** Start **

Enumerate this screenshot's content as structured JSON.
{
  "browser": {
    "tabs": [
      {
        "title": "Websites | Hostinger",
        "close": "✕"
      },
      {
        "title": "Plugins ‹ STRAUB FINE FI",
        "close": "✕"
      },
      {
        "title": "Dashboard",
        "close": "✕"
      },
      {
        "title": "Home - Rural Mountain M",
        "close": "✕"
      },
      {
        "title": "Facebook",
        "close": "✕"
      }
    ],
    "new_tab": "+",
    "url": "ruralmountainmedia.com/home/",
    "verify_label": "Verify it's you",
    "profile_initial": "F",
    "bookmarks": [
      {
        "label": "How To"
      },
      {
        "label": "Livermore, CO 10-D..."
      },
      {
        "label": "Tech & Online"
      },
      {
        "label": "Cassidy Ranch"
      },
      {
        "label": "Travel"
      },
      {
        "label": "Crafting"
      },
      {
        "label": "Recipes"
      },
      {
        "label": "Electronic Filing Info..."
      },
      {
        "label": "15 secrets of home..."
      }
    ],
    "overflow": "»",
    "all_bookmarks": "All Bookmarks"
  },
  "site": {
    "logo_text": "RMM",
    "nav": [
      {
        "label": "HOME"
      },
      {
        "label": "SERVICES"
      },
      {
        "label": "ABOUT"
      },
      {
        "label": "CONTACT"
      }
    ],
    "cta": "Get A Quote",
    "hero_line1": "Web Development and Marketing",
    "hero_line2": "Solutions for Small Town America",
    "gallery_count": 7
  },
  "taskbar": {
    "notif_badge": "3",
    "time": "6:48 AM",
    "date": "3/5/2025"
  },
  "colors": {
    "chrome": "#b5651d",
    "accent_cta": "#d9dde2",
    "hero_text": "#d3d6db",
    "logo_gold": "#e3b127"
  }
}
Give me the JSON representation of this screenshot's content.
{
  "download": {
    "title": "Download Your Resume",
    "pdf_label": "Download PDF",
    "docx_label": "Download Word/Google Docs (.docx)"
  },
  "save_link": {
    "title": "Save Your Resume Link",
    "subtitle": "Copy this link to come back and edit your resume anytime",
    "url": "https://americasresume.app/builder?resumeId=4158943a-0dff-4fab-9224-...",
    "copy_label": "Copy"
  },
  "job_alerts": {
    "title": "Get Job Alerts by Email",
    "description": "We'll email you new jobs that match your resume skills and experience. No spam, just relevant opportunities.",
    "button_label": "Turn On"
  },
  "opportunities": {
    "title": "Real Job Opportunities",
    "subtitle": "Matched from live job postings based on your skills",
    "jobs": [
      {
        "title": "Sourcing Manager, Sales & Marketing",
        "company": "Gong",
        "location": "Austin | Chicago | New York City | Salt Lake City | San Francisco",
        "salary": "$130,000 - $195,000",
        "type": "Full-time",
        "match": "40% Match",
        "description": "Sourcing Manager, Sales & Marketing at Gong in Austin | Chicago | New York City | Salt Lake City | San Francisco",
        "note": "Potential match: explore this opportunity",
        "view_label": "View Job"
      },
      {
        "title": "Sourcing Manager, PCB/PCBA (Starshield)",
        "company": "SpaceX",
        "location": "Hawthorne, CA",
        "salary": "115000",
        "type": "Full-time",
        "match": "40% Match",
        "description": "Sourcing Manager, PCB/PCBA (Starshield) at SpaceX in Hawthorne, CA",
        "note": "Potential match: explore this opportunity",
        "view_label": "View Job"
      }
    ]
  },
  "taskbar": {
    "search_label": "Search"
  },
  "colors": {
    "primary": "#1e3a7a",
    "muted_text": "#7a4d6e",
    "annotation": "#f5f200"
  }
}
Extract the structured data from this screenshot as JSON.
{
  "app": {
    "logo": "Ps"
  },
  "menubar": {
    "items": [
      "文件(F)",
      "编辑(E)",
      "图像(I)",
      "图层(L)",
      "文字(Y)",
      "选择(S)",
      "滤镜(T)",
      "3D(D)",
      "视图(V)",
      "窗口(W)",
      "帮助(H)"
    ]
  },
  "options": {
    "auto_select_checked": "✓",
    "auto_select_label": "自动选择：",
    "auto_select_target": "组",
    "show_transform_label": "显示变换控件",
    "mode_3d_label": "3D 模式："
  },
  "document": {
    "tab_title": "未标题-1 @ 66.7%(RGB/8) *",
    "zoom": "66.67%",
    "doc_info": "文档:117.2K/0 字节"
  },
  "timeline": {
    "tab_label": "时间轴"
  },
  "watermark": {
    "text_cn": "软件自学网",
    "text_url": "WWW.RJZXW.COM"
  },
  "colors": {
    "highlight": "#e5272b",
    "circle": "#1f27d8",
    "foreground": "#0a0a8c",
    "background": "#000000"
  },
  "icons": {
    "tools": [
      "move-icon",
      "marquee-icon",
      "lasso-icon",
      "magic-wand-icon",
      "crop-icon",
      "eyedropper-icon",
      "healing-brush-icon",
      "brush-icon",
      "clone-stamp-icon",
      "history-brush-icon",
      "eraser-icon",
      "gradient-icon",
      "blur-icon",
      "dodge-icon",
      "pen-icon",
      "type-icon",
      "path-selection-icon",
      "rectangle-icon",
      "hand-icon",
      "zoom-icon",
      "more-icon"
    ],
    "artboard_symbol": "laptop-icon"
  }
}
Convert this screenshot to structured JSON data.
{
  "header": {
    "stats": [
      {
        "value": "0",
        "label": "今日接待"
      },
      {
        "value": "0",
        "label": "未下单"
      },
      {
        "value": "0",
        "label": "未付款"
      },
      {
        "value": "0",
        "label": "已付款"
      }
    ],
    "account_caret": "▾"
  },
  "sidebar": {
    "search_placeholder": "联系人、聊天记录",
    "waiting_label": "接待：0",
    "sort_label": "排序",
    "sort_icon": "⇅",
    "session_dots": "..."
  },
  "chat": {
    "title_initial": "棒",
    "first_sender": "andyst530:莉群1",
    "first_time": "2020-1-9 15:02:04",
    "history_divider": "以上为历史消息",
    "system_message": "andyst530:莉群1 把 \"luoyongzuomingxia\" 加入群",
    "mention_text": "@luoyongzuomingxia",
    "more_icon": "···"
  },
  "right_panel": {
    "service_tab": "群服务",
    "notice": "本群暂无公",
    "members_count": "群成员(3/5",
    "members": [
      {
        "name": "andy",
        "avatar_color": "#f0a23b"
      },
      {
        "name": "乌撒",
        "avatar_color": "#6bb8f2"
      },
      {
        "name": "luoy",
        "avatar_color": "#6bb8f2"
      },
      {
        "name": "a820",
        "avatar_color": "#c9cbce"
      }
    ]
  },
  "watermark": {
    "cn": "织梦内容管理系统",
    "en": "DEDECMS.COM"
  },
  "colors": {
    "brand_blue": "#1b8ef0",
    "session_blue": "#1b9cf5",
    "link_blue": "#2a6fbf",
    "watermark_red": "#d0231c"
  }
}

** End **

• **SHORT EXERCISE**
Return all of the entries exactly as written.

• **TASK SOLUTION**
Enumerate this screenshot's content as structured JSON.
{
  "browser": {
    "tabs": [
      {
        "title": "Websites | Hostinger",
        "close": "✕"
      },
      {
        "title": "Plugins ‹ STRAUB FINE FI",
        "close": "✕"
      },
      {
        "title": "Dashboard",
        "close": "✕"
      },
      {
        "title": "Home - Rural Mountain M",
        "close": "✕"
      },
      {
        "title": "Facebook",
        "close": "✕"
      }
    ],
    "new_tab": "+",
    "url": "ruralmountainmedia.com/home/",
    "verify_label": "Verify it's you",
    "profile_initial": "F",
    "bookmarks": [
      {
        "label": "How To"
      },
      {
        "label": "Livermore, CO 10-D..."
      },
      {
        "label": "Tech & Online"
      },
      {
        "label": "Cassidy Ranch"
      },
      {
        "label": "Travel"
      },
      {
        "label": "Crafting"
      },
      {
        "label": "Recipes"
      },
      {
        "label": "Electronic Filing Info..."
      },
      {
        "label": "15 secrets of home..."
      }
    ],
    "overflow": "»",
    "all_bookmarks": "All Bookmarks"
  },
  "site": {
    "logo_text": "RMM",
    "nav": [
      {
        "label": "HOME"
      },
      {
        "label": "SERVICES"
      },
      {
        "label": "ABOUT"
      },
      {
        "label": "CONTACT"
      }
    ],
    "cta": "Get A Quote",
    "hero_line1": "Web Development and Marketing",
    "hero_line2": "Solutions for Small Town America",
    "gallery_count": 7
  },
  "taskbar": {
    "notif_badge": "3",
    "time": "6:48 AM",
    "date": "3/5/2025"
  },
  "colors": {
    "chrome": "#b5651d",
    "accent_cta": "#d9dde2",
    "hero_text": "#d3d6db",
    "logo_gold": "#e3b127"
  }
}
Give me the JSON representation of this screenshot's content.
{
  "download": {
    "title": "Download Your Resume",
    "pdf_label": "Download PDF",
    "docx_label": "Download Word/Google Docs (.docx)"
  },
  "save_link": {
    "title": "Save Your Resume Link",
    "subtitle": "Copy this link to come back and edit your resume anytime",
    "url": "https://americasresume.app/builder?resumeId=4158943a-0dff-4fab-9224-...",
    "copy_label": "Copy"
  },
  "job_alerts": {
    "title": "Get Job Alerts by Email",
    "description": "We'll email you new jobs that match your resume skills and experience. No spam, just relevant opportunities.",
    "button_label": "Turn On"
  },
  "opportunities": {
    "title": "Real Job Opportunities",
    "subtitle": "Matched from live job postings based on your skills",
    "jobs": [
      {
        "title": "Sourcing Manager, Sales & Marketing",
        "company": "Gong",
        "location": "Austin | Chicago | New York City | Salt Lake City | San Francisco",
        "salary": "$130,000 - $195,000",
        "type": "Full-time",
        "match": "40% Match",
        "description": "Sourcing Manager, Sales & Marketing at Gong in Austin | Chicago | New York City | Salt Lake City | San Francisco",
        "note": "Potential match: explore this opportunity",
        "view_label": "View Job"
      },
      {
        "title": "Sourcing Manager, PCB/PCBA (Starshield)",
        "company": "SpaceX",
        "location": "Hawthorne, CA",
        "salary": "115000",
        "type": "Full-time",
        "match": "40% Match",
        "description": "Sourcing Manager, PCB/PCBA (Starshield) at SpaceX in Hawthorne, CA",
        "note": "Potential match: explore this opportunity",
        "view_label": "View Job"
      }
    ]
  },
  "taskbar": {
    "search_label": "Search"
  },
  "colors": {
    "primary": "#1e3a7a",
    "muted_text": "#7a4d6e",
    "annotation": "#f5f200"
  }
}
Extract the structured data from this screenshot as JSON.
{
  "app": {
    "logo": "Ps"
  },
  "menubar": {
    "items": [
      "文件(F)",
      "编辑(E)",
      "图像(I)",
      "图层(L)",
      "文字(Y)",
      "选择(S)",
      "滤镜(T)",
      "3D(D)",
      "视图(V)",
      "窗口(W)",
      "帮助(H)"
    ]
  },
  "options": {
    "auto_select_checked": "✓",
    "auto_select_label": "自动选择：",
    "auto_select_target": "组",
    "show_transform_label": "显示变换控件",
    "mode_3d_label": "3D 模式："
  },
  "document": {
    "tab_title": "未标题-1 @ 66.7%(RGB/8) *",
    "zoom": "66.67%",
    "doc_info": "文档:117.2K/0 字节"
  },
  "timeline": {
    "tab_label": "时间轴"
  },
  "watermark": {
    "text_cn": "软件自学网",
    "text_url": "WWW.RJZXW.COM"
  },
  "colors": {
    "highlight": "#e5272b",
    "circle": "#1f27d8",
    "foreground": "#0a0a8c",
    "background": "#000000"
  },
  "icons": {
    "tools": [
      "move-icon",
      "marquee-icon",
      "lasso-icon",
      "magic-wand-icon",
      "crop-icon",
      "eyedropper-icon",
      "healing-brush-icon",
      "brush-icon",
      "clone-stamp-icon",
      "history-brush-icon",
      "eraser-icon",
      "gradient-icon",
      "blur-icon",
      "dodge-icon",
      "pen-icon",
      "type-icon",
      "path-selection-icon",
      "rectangle-icon",
      "hand-icon",
      "zoom-icon",
      "more-icon"
    ],
    "artboard_symbol": "laptop-icon"
  }
}
Convert this screenshot to structured JSON data.
{
  "header": {
    "stats": [
      {
        "value": "0",
        "label": "今日接待"
      },
      {
        "value": "0",
        "label": "未下单"
      },
      {
        "value": "0",
        "label": "未付款"
      },
      {
        "value": "0",
        "label": "已付款"
      }
    ],
    "account_caret": "▾"
  },
  "sidebar": {
    "search_placeholder": "联系人、聊天记录",
    "waiting_label": "接待：0",
    "sort_label": "排序",
    "sort_icon": "⇅",
    "session_dots": "..."
  },
  "chat": {
    "title_initial": "棒",
    "first_sender": "andyst530:莉群1",
    "first_time": "2020-1-9 15:02:04",
    "history_divider": "以上为历史消息",
    "system_message": "andyst530:莉群1 把 \"luoyongzuomingxia\" 加入群",
    "mention_text": "@luoyongzuomingxia",
    "more_icon": "···"
  },
  "right_panel": {
    "service_tab": "群服务",
    "notice": "本群暂无公",
    "members_count": "群成员(3/5",
    "members": [
      {
        "name": "andy",
        "avatar_color": "#f0a23b"
      },
      {
        "name": "乌撒",
        "avatar_color": "#6bb8f2"
      },
      {
        "name": "luoy",
        "avatar_color": "#6bb8f2"
      },
      {
        "name": "a820",
        "avatar_color": "#c9cbce"
      }
    ]
  },
  "watermark": {
    "cn": "织梦内容管理系统",
    "en": "DEDECMS.COM"
  },
  "colors": {
    "brand_blue": "#1b8ef0",
    "session_blue": "#1b9cf5",
    "link_blue": "#2a6fbf",
    "watermark_red": "#d0231c"
  }
}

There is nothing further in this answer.